*Goal*. How many lines in these records hold the string "date"? Reply with the number alone.

*Listed entries*.

────────────────────────────────────────

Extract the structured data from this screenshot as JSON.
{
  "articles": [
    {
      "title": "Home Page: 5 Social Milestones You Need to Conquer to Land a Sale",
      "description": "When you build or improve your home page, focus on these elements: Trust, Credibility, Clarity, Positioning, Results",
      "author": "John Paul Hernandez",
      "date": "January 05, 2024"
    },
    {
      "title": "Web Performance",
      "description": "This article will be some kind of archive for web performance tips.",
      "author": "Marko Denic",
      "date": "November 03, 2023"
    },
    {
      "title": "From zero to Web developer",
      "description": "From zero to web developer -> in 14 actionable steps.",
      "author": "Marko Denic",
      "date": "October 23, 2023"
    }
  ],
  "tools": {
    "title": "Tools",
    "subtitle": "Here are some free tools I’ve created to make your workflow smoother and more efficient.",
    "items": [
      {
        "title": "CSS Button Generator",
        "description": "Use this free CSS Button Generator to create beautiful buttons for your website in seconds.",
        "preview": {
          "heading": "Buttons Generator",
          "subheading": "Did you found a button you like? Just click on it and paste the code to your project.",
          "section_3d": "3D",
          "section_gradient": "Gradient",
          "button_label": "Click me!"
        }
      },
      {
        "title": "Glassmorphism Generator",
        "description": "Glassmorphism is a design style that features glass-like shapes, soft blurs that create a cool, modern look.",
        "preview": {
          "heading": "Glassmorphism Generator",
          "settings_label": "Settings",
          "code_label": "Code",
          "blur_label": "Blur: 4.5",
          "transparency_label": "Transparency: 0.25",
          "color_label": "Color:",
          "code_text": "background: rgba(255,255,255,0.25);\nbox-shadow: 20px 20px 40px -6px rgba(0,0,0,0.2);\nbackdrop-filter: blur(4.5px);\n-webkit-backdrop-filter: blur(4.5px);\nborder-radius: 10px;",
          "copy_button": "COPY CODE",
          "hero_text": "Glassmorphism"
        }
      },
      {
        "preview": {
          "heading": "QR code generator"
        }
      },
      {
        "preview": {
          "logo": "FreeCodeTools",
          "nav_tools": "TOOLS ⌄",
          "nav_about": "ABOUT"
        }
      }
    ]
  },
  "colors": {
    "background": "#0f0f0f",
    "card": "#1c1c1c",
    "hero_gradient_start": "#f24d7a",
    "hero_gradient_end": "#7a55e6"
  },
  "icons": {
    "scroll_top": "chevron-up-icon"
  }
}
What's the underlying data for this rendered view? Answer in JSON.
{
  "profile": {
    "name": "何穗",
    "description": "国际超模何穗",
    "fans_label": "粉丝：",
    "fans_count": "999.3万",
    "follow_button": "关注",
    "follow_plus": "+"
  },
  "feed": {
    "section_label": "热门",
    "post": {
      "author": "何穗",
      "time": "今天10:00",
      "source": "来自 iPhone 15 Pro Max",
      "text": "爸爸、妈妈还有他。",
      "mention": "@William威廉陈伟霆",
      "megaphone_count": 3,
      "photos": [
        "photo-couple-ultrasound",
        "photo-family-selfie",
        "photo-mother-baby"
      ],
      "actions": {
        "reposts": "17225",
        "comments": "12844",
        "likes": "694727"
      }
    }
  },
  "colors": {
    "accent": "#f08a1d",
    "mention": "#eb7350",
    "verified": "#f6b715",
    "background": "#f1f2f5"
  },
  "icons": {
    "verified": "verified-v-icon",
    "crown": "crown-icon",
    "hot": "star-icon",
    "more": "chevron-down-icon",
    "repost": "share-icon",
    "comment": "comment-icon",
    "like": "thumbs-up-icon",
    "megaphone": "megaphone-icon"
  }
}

────────────────────────────────────────

*Task solution*. 3